---- Source data
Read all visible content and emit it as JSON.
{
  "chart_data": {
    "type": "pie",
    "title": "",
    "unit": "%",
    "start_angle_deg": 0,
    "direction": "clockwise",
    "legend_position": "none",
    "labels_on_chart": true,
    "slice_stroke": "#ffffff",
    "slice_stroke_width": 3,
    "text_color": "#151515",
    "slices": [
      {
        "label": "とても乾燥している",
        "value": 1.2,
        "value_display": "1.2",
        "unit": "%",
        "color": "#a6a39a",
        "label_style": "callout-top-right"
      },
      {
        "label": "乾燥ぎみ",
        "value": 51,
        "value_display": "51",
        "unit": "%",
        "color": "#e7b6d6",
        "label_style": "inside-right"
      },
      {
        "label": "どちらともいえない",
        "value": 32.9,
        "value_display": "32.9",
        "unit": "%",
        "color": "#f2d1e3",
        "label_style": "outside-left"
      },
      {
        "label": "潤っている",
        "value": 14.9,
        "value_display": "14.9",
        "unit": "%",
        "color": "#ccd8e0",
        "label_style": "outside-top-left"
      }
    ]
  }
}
--------
- Requirement
State the number of lines in this listing that contain the string "outside", and add nothing else.

- Reply to the exercise
2